* **Records provided**:
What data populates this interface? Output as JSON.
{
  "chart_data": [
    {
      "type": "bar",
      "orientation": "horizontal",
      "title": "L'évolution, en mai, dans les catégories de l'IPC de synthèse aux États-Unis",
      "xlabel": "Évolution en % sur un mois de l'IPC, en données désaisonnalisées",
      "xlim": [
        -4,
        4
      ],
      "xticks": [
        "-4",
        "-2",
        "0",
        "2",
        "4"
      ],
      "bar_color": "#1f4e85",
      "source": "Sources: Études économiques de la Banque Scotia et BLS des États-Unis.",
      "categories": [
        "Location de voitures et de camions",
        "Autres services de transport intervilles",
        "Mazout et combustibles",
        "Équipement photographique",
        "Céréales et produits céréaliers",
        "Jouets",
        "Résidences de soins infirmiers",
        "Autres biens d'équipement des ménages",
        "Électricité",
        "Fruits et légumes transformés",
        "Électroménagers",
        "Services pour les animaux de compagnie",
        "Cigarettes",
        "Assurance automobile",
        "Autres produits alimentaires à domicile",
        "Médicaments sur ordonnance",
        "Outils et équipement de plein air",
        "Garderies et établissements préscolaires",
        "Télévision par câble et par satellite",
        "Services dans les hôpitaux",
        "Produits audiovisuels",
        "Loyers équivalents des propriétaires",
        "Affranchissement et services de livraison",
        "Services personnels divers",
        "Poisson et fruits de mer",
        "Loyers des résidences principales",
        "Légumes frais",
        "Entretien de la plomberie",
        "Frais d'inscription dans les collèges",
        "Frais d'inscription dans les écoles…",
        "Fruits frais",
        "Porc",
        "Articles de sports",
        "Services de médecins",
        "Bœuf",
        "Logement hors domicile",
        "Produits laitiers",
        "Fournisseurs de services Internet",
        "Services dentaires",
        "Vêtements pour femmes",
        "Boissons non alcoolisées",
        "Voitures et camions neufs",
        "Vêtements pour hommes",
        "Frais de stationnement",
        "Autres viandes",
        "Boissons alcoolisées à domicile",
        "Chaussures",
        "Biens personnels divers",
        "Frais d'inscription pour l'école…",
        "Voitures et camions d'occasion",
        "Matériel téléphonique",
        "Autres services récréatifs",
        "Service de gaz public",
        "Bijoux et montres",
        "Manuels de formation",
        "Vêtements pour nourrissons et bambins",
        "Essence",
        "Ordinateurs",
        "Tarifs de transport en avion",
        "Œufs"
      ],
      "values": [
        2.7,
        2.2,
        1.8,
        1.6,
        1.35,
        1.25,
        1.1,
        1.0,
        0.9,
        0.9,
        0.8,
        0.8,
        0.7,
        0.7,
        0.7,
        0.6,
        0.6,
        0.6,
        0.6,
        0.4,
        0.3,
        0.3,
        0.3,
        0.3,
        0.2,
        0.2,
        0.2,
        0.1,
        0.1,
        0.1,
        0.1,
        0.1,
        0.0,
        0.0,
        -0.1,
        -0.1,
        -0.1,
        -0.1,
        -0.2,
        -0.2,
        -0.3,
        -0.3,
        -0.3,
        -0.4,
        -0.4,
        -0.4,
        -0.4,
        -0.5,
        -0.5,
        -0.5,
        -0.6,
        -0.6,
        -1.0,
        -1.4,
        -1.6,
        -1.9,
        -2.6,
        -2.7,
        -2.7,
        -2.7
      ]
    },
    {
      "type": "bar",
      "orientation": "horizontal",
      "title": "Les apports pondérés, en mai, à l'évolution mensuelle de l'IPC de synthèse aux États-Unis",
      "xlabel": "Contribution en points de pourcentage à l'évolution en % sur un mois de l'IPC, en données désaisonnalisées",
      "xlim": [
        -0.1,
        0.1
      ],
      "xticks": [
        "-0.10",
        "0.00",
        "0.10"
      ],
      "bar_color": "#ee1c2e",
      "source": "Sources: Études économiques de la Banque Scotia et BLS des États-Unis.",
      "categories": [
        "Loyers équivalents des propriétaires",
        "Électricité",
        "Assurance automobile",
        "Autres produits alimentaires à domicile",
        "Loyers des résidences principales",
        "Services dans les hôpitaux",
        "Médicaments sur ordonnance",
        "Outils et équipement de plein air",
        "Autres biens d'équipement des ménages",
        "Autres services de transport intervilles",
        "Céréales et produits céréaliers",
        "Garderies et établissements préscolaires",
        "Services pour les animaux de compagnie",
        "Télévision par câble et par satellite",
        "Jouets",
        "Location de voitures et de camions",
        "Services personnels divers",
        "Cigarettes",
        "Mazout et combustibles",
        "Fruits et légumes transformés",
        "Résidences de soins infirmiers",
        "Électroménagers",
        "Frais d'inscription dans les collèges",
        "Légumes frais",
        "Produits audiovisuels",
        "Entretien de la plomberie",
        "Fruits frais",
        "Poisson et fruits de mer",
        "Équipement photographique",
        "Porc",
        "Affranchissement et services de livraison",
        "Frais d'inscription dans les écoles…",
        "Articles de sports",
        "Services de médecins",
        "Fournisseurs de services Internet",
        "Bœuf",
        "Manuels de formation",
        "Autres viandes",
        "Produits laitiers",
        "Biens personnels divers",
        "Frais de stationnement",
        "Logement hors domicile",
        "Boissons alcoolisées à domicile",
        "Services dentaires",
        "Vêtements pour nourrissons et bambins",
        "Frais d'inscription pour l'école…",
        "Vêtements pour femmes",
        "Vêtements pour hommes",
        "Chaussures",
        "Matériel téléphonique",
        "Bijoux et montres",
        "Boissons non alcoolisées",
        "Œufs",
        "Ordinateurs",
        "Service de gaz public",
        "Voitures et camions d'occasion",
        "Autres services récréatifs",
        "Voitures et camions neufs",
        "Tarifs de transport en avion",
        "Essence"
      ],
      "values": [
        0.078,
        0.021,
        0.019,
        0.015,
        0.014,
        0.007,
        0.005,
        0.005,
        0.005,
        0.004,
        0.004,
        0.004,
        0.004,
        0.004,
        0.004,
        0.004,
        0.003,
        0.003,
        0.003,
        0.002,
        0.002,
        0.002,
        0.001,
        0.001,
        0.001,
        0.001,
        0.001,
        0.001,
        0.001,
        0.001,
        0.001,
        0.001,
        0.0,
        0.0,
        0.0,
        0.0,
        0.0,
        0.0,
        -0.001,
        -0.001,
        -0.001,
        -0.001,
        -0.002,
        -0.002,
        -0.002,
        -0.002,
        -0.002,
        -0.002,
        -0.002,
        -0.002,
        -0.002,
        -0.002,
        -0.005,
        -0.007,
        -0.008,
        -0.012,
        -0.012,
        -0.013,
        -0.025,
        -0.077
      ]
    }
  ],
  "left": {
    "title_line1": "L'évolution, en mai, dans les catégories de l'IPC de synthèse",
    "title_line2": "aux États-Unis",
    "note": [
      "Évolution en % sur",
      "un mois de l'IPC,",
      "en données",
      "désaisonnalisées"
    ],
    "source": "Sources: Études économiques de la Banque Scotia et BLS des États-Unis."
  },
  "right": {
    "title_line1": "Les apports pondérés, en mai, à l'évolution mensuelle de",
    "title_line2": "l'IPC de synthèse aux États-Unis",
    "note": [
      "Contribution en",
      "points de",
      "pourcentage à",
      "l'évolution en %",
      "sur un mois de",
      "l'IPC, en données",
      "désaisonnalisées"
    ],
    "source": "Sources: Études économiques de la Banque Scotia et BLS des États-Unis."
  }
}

* **Objective**: Return all the data above once more, precisely as given.

* **Finished exercise**:
What data populates this interface? Output as JSON.
{
  "chart_data": [
    {
      "type": "bar",
      "orientation": "horizontal",
      "title": "L'évolution, en mai, dans les catégories de l'IPC de synthèse aux États-Unis",
      "xlabel": "Évolution en % sur un mois de l'IPC, en données désaisonnalisées",
      "xlim": [
        -4,
        4
      ],
      "xticks": [
        "-4",
        "-2",
        "0",
        "2",
        "4"
      ],
      "bar_color": "#1f4e85",
      "source": "Sources: Études économiques de la Banque Scotia et BLS des États-Unis.",
      "categories": [
        "Location de voitures et de camions",
        "Autres services de transport intervilles",
        "Mazout et combustibles",
        "Équipement photographique",
        "Céréales et produits céréaliers",
        "Jouets",
        "Résidences de soins infirmiers",
        "Autres biens d'équipement des ménages",
        "Électricité",
        "Fruits et légumes transformés",
        "Électroménagers",
        "Services pour les animaux de compagnie",
        "Cigarettes",
        "Assurance automobile",
        "Autres produits alimentaires à domicile",
        "Médicaments sur ordonnance",
        "Outils et équipement de plein air",
        "Garderies et établissements préscolaires",
        "Télévision par câble et par satellite",
        "Services dans les hôpitaux",
        "Produits audiovisuels",
        "Loyers équivalents des propriétaires",
        "Affranchissement et services de livraison",
        "Services personnels divers",
        "Poisson et fruits de mer",
        "Loyers des résidences principales",
        "Légumes frais",
        "Entretien de la plomberie",
        "Frais d'inscription dans les collèges",
        "Frais d'inscription dans les écoles…",
        "Fruits frais",
        "Porc",
        "Articles de sports",
        "Services de médecins",
        "Bœuf",
        "Logement hors domicile",
        "Produits laitiers",
        "Fournisseurs de services Internet",
        "Services dentaires",
        "Vêtements pour femmes",
        "Boissons non alcoolisées",
        "Voitures et camions neufs",
        "Vêtements pour hommes",
        "Frais de stationnement",
        "Autres viandes",
        "Boissons alcoolisées à domicile",
        "Chaussures",
        "Biens personnels divers",
        "Frais d'inscription pour l'école…",
        "Voitures et camions d'occasion",
        "Matériel téléphonique",
        "Autres services récréatifs",
        "Service de gaz public",
        "Bijoux et montres",
        "Manuels de formation",
        "Vêtements pour nourrissons et bambins",
        "Essence",
        "Ordinateurs",
        "Tarifs de transport en avion",
        "Œufs"
      ],
      "values": [
        2.7,
        2.2,
        1.8,
        1.6,
        1.35,
        1.25,
        1.1,
        1.0,
        0.9,
        0.9,
        0.8,
        0.8,
        0.7,
        0.7,
        0.7,
        0.6,
        0.6,
        0.6,
        0.6,
        0.4,
        0.3,
        0.3,
        0.3,
        0.3,
        0.2,
        0.2,
        0.2,
        0.1,
        0.1,
        0.1,
        0.1,
        0.1,
        0.0,
        0.0,
        -0.1,
        -0.1,
        -0.1,
        -0.1,
        -0.2,
        -0.2,
        -0.3,
        -0.3,
        -0.3,
        -0.4,
        -0.4,
        -0.4,
        -0.4,
        -0.5,
        -0.5,
        -0.5,
        -0.6,
        -0.6,
        -1.0,
        -1.4,
        -1.6,
        -1.9,
        -2.6,
        -2.7,
        -2.7,
        -2.7
      ]
    },
    {
      "type": "bar",
      "orientation": "horizontal",
      "title": "Les apports pondérés, en mai, à l'évolution mensuelle de l'IPC de synthèse aux États-Unis",
      "xlabel": "Contribution en points de pourcentage à l'évolution en % sur un mois de l'IPC, en données désaisonnalisées",
      "xlim": [
        -0.1,
        0.1
      ],
      "xticks": [
        "-0.10",
        "0.00",
        "0.10"
      ],
      "bar_color": "#ee1c2e",
      "source": "Sources: Études économiques de la Banque Scotia et BLS des États-Unis.",
      "categories": [
        "Loyers équivalents des propriétaires",
        "Électricité",
        "Assurance automobile",
        "Autres produits alimentaires à domicile",
        "Loyers des résidences principales",
        "Services dans les hôpitaux",
        "Médicaments sur ordonnance",
        "Outils et équipement de plein air",
        "Autres biens d'équipement des ménages",
        "Autres services de transport intervilles",
        "Céréales et produits céréaliers",
        "Garderies et établissements préscolaires",
        "Services pour les animaux de compagnie",
        "Télévision par câble et par satellite",
        "Jouets",
        "Location de voitures et de camions",
        "Services personnels divers",
        "Cigarettes",
        "Mazout et combustibles",
        "Fruits et légumes transformés",
        "Résidences de soins infirmiers",
        "Électroménagers",
        "Frais d'inscription dans les collèges",
        "Légumes frais",
        "Produits audiovisuels",
        "Entretien de la plomberie",
        "Fruits frais",
        "Poisson et fruits de mer",
        "Équipement photographique",
        "Porc",
        "Affranchissement et services de livraison",
        "Frais d'inscription dans les écoles…",
        "Articles de sports",
        "Services de médecins",
        "Fournisseurs de services Internet",
        "Bœuf",
        "Manuels de formation",
        "Autres viandes",
        "Produits laitiers",
        "Biens personnels divers",
        "Frais de stationnement",
        "Logement hors domicile",
        "Boissons alcoolisées à domicile",
        "Services dentaires",
        "Vêtements pour nourrissons et bambins",
        "Frais d'inscription pour l'école…",
        "Vêtements pour femmes",
        "Vêtements pour hommes",
        "Chaussures",
        "Matériel téléphonique",
        "Bijoux et montres",
        "Boissons non alcoolisées",
        "Œufs",
        "Ordinateurs",
        "Service de gaz public",
        "Voitures et camions d'occasion",
        "Autres services récréatifs",
        "Voitures et camions neufs",
        "Tarifs de transport en avion",
        "Essence"
      ],
      "values": [
        0.078,
        0.021,
        0.019,
        0.015,
        0.014,
        0.007,
        0.005,
        0.005,
        0.005,
        0.004,
        0.004,
        0.004,
        0.004,
        0.004,
        0.004,
        0.004,
        0.003,
        0.003,
        0.003,
        0.002,
        0.002,
        0.002,
        0.001,
        0.001,
        0.001,
        0.001,
        0.001,
        0.001,
        0.001,
        0.001,
        0.001,
        0.001,
        0.0,
        0.0,
        0.0,
        0.0,
        0.0,
        0.0,
        -0.001,
        -0.001,
        -0.001,
        -0.001,
        -0.002,
        -0.002,
        -0.002,
        -0.002,
        -0.002,
        -0.002,
        -0.002,
        -0.002,
        -0.002,
        -0.002,
        -0.005,
        -0.007,
        -0.008,
        -0.012,
        -0.012,
        -0.013,
        -0.025,
        -0.077
      ]
    }
  ],
  "left": {
    "title_line1": "L'évolution, en mai, dans les catégories de l'IPC de synthèse",
    "title_line2": "aux États-Unis",
    "note": [
      "Évolution en % sur",
      "un mois de l'IPC,",
      "en données",
      "désaisonnalisées"
    ],
    "source": "Sources: Études économiques de la Banque Scotia et BLS des États-Unis."
  },
  "right": {
    "title_line1": "Les apports pondérés, en mai, à l'évolution mensuelle de",
    "title_line2": "l'IPC de synthèse aux États-Unis",
    "note": [
      "Contribution en",
      "points de",
      "pourcentage à",
      "l'évolution en %",
      "sur un mois de",
      "l'IPC, en données",
      "désaisonnalisées"
    ],
    "source": "Sources: Études économiques de la Banque Scotia et BLS des États-Unis."
  }
}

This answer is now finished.